Set problem >> Extract the records in full, leaving every picture out.

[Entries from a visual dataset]
- - - -
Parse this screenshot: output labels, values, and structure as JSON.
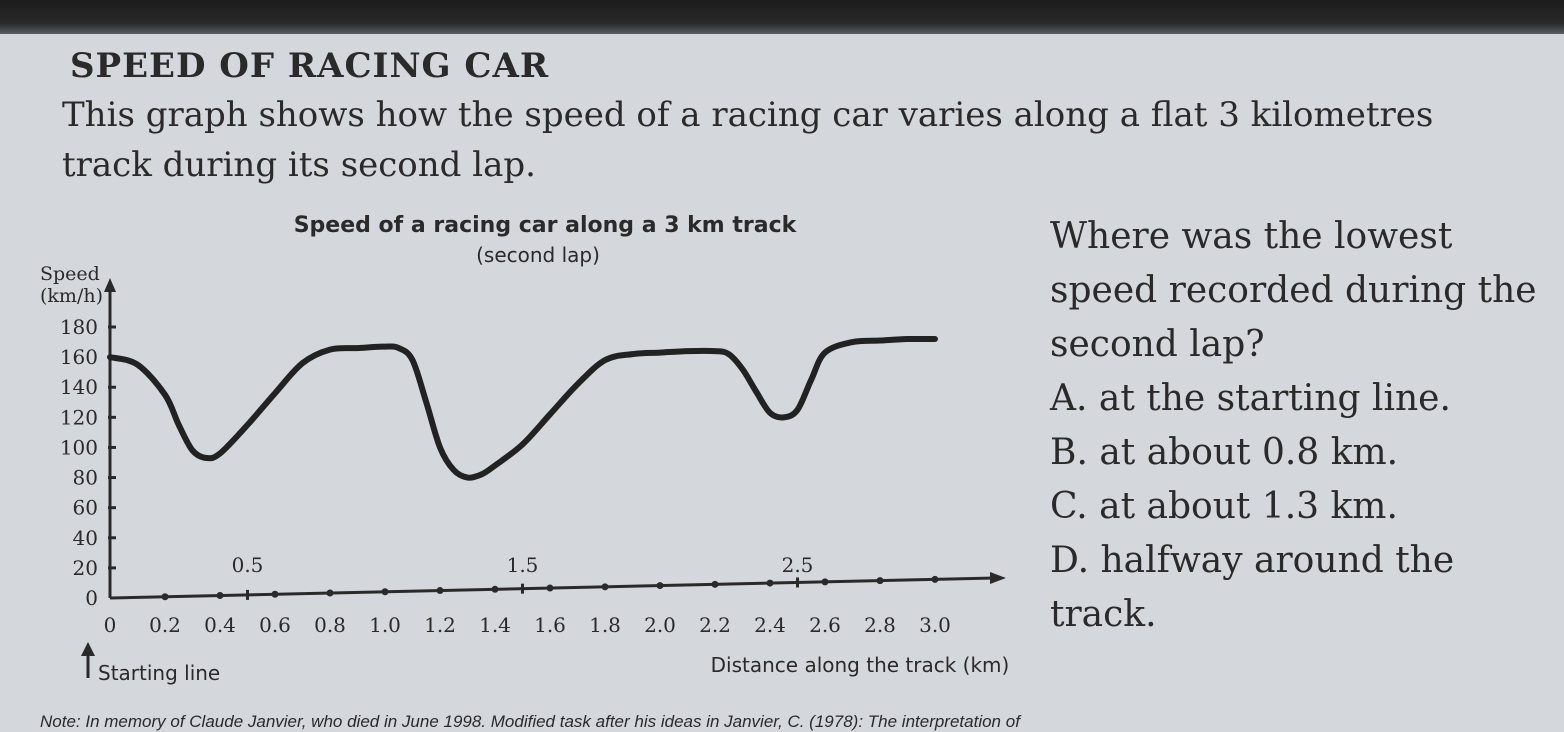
{
  "page": {
    "heading": "SPEED OF RACING CAR",
    "intro": "This graph shows how the speed of a racing car varies along a flat 3 kilometres track during its second lap.",
    "footnote": "Note: In memory of Claude Janvier, who died in June 1998. Modified task after his ideas in Janvier, C. (1978): The interpretation of"
  },
  "question": {
    "stem": "Where was the lowest speed recorded during the second lap?",
    "options": [
      "A. at the starting line.",
      "B. at about 0.8 km.",
      "C. at about 1.3 km.",
      "D. halfway around the track."
    ]
  },
  "chart_data": {
    "type": "line",
    "title": "Speed of a racing car along a 3 km track",
    "subtitle": "(second lap)",
    "xlabel": "Distance along the track (km)",
    "ylabel": "Speed (km/h)",
    "start_label": "Starting line",
    "xlim": [
      0,
      3.0
    ],
    "ylim": [
      0,
      180
    ],
    "x_ticks": [
      "0",
      "0.2",
      "0.4",
      "0.6",
      "0.8",
      "1.0",
      "1.2",
      "1.4",
      "1.6",
      "1.8",
      "2.0",
      "2.2",
      "2.4",
      "2.6",
      "2.8",
      "3.0"
    ],
    "y_ticks": [
      "0",
      "20",
      "40",
      "60",
      "80",
      "100",
      "120",
      "140",
      "160",
      "180"
    ],
    "half_ticks": [
      "0.5",
      "1.5",
      "2.5"
    ],
    "grid": false,
    "series": [
      {
        "x": [
          0,
          0.1,
          0.2,
          0.25,
          0.3,
          0.35,
          0.4,
          0.5,
          0.6,
          0.7,
          0.8,
          0.9,
          1.0,
          1.05,
          1.1,
          1.15,
          1.2,
          1.25,
          1.3,
          1.35,
          1.4,
          1.5,
          1.6,
          1.7,
          1.8,
          1.9,
          2.0,
          2.1,
          2.2,
          2.25,
          2.3,
          2.35,
          2.4,
          2.45,
          2.5,
          2.55,
          2.6,
          2.7,
          2.8,
          2.9,
          3.0
        ],
        "y": [
          160,
          155,
          135,
          115,
          98,
          93,
          96,
          115,
          136,
          156,
          165,
          166,
          167,
          166,
          158,
          130,
          100,
          85,
          80,
          82,
          88,
          102,
          122,
          142,
          158,
          162,
          163,
          164,
          164,
          162,
          152,
          137,
          123,
          120,
          125,
          145,
          163,
          170,
          171,
          172,
          172
        ]
      }
    ]
  }
}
- - - -
Exercise result >>
Parse this screenshot: output labels, values, and structure as JSON.
{
  "page": {
    "heading": "SPEED OF RACING CAR",
    "intro": "This graph shows how the speed of a racing car varies along a flat 3 kilometres track during its second lap.",
    "footnote": "Note: In memory of Claude Janvier, who died in June 1998. Modified task after his ideas in Janvier, C. (1978): The interpretation of"
  },
  "question": {
    "stem": "Where was the lowest speed recorded during the second lap?",
    "options": [
      "A. at the starting line.",
      "B. at about 0.8 km.",
      "C. at about 1.3 km.",
      "D. halfway around the track."
    ]
  },
  "chart_data": {
    "type": "line",
    "title": "Speed of a racing car along a 3 km track",
    "subtitle": "(second lap)",
    "xlabel": "Distance along the track (km)",
    "ylabel": "Speed (km/h)",
    "start_label": "Starting line",
    "xlim": [
      0,
      3.0
    ],
    "ylim": [
      0,
      180
    ],
    "x_ticks": [
      "0",
      "0.2",
      "0.4",
      "0.6",
      "0.8",
      "1.0",
      "1.2",
      "1.4",
      "1.6",
      "1.8",
      "2.0",
      "2.2",
      "2.4",
      "2.6",
      "2.8",
      "3.0"
    ],
    "y_ticks": [
      "0",
      "20",
      "40",
      "60",
      "80",
      "100",
      "120",
      "140",
      "160",
      "180"
    ],
    "half_ticks": [
      "0.5",
      "1.5",
      "2.5"
    ],
    "grid": false,
    "series": [
      {
        "x": [
          0,
          0.1,
          0.2,
          0.25,
          0.3,
          0.35,
          0.4,
          0.5,
          0.6,
          0.7,
          0.8,
          0.9,
          1.0,
          1.05,
          1.1,
          1.15,
          1.2,
          1.25,
          1.3,
          1.35,
          1.4,
          1.5,
          1.6,
          1.7,
          1.8,
          1.9,
          2.0,
          2.1,
          2.2,
          2.25,
          2.3,
          2.35,
          2.4,
          2.45,
          2.5,
          2.55,
          2.6,
          2.7,
          2.8,
          2.9,
          3.0
        ],
        "y": [
          160,
          155,
          135,
          115,
          98,
          93,
          96,
          115,
          136,
          156,
          165,
          166,
          167,
          166,
          158,
          130,
          100,
          85,
          80,
          82,
          88,
          102,
          122,
          142,
          158,
          162,
          163,
          164,
          164,
          162,
          152,
          137,
          123,
          120,
          125,
          145,
          163,
          170,
          171,
          172,
          172
        ]
      }
    ]
  }
}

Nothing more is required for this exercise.